* _PROBLEM STATEMENT_:
Copy every line of the entries below word for word, in the same order, and leave out the pictures.
=-=-=-=-=
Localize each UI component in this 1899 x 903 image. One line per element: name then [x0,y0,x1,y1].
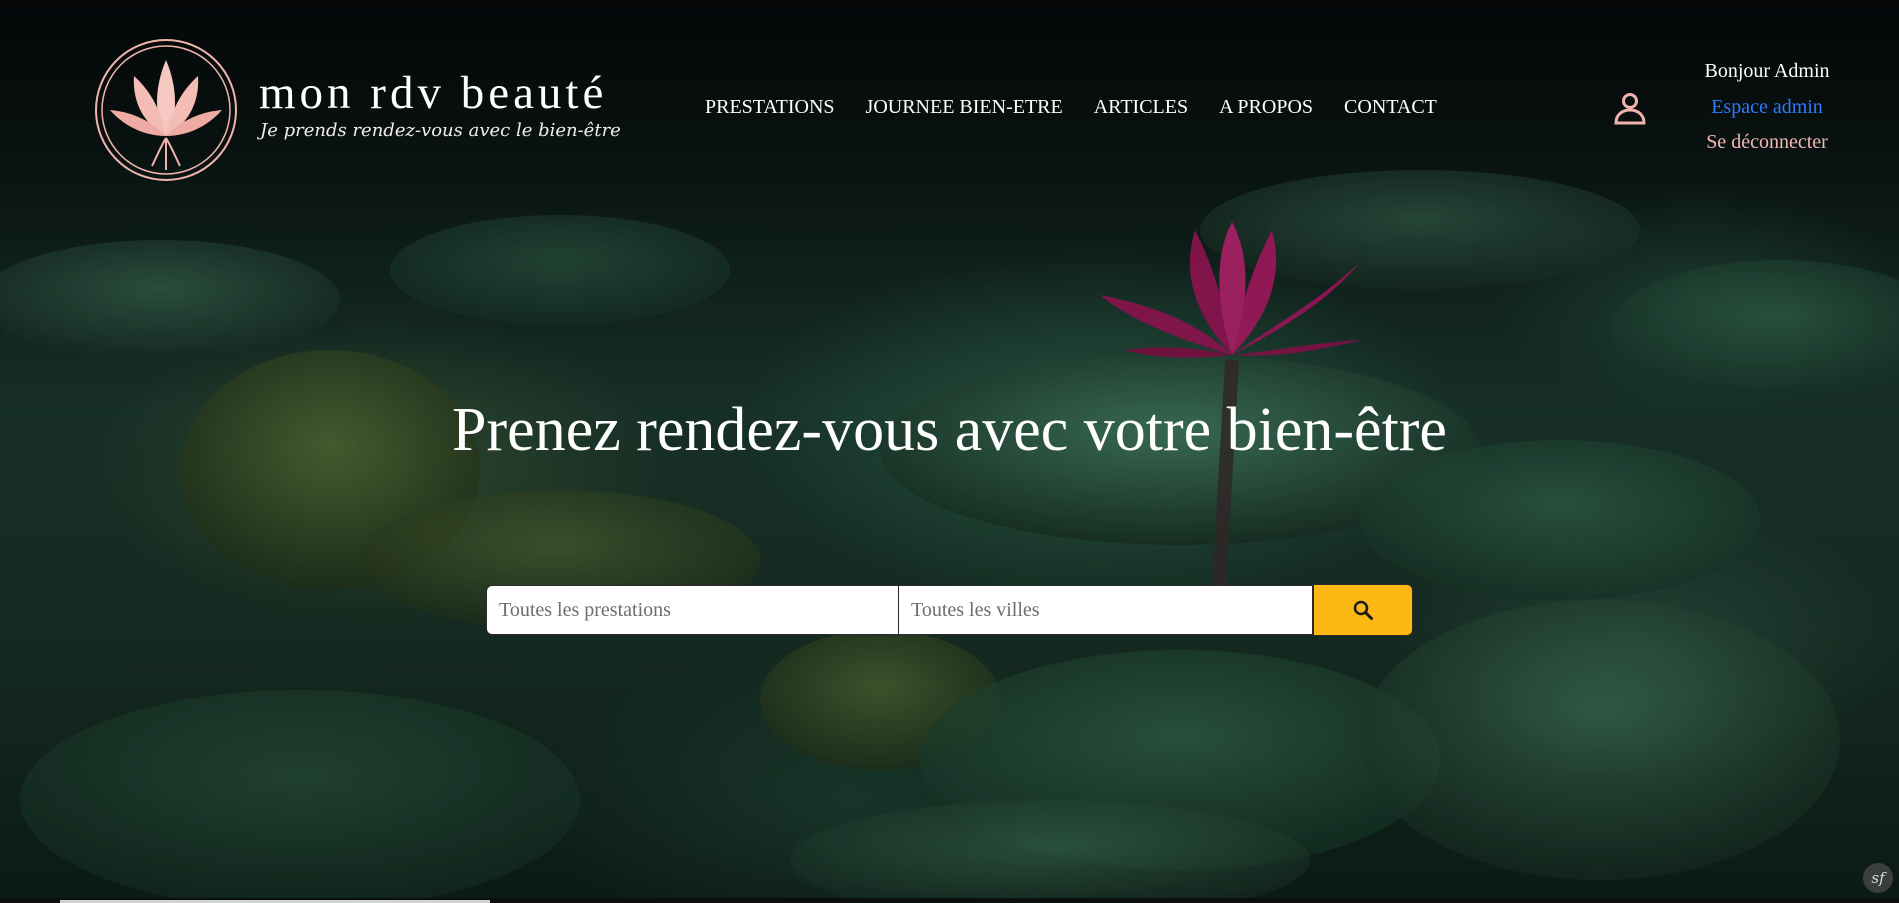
hero-title: Prenez rendez-vous avec votre bien-être [452,396,1447,464]
nav-item-contact[interactable]: CONTACT [1344,96,1437,119]
nav-item-prestations[interactable]: PRESTATIONS [705,96,835,119]
search-icon [1353,600,1373,620]
lotus-logo-icon[interactable] [94,38,238,182]
admin-space-link[interactable]: Espace admin [1674,96,1860,119]
user-menu: Bonjour Admin Espace admin Se déconnecte… [1579,60,1899,160]
service-search-input[interactable] [486,585,899,635]
logout-link[interactable]: Se déconnecter [1674,131,1860,154]
user-greeting: Bonjour Admin [1704,60,1830,82]
nav-item-a-propos[interactable]: A PROPOS [1219,96,1313,119]
main-nav: PRESTATIONS JOURNEE BIEN-ETRE ARTICLES A… [705,96,1468,119]
symfony-icon[interactable]: sf [1863,863,1893,893]
user-icon[interactable] [1612,90,1648,126]
nav-item-articles[interactable]: ARTICLES [1094,96,1188,119]
city-search-input[interactable] [899,585,1313,635]
brand-name[interactable]: mon rdv beauté [259,66,607,120]
search-form [486,584,1413,636]
brand-tagline: Je prends rendez-vous avec le bien-être [260,120,621,141]
site-header: mon rdv beauté Je prends rendez-vous ave… [0,0,1899,182]
search-button[interactable] [1313,584,1413,636]
nav-item-journee-bien-etre[interactable]: JOURNEE BIEN-ETRE [866,96,1063,119]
=-=-=-=-=
* _EXERCISE RESULT_:
Localize each UI component in this 1899 x 903 image. One line per element: name then [x0,y0,x1,y1].
hero-title: Prenez rendez-vous avec votre bien-être [452,396,1447,464]
nav-item-contact[interactable]: CONTACT [1344,96,1437,119]
nav-item-prestations[interactable]: PRESTATIONS [705,96,835,119]
search-icon [1353,600,1373,620]
lotus-logo-icon[interactable] [94,38,238,182]
admin-space-link[interactable]: Espace admin [1674,96,1860,119]
user-menu: Bonjour Admin Espace admin Se déconnecte… [1579,60,1899,160]
service-search-input[interactable] [486,585,899,635]
logout-link[interactable]: Se déconnecter [1674,131,1860,154]
user-greeting: Bonjour Admin [1704,60,1830,82]
nav-item-a-propos[interactable]: A PROPOS [1219,96,1313,119]
main-nav: PRESTATIONS JOURNEE BIEN-ETRE ARTICLES A… [705,96,1468,119]
symfony-icon[interactable]: sf [1863,863,1893,893]
user-icon[interactable] [1612,90,1648,126]
nav-item-articles[interactable]: ARTICLES [1094,96,1188,119]
city-search-input[interactable] [899,585,1313,635]
brand-name[interactable]: mon rdv beauté [259,66,607,120]
search-form [486,584,1413,636]
brand-tagline: Je prends rendez-vous avec le bien-être [260,120,621,141]
site-header: mon rdv beauté Je prends rendez-vous ave… [0,0,1899,182]
search-button[interactable] [1313,584,1413,636]
nav-item-journee-bien-etre[interactable]: JOURNEE BIEN-ETRE [866,96,1063,119]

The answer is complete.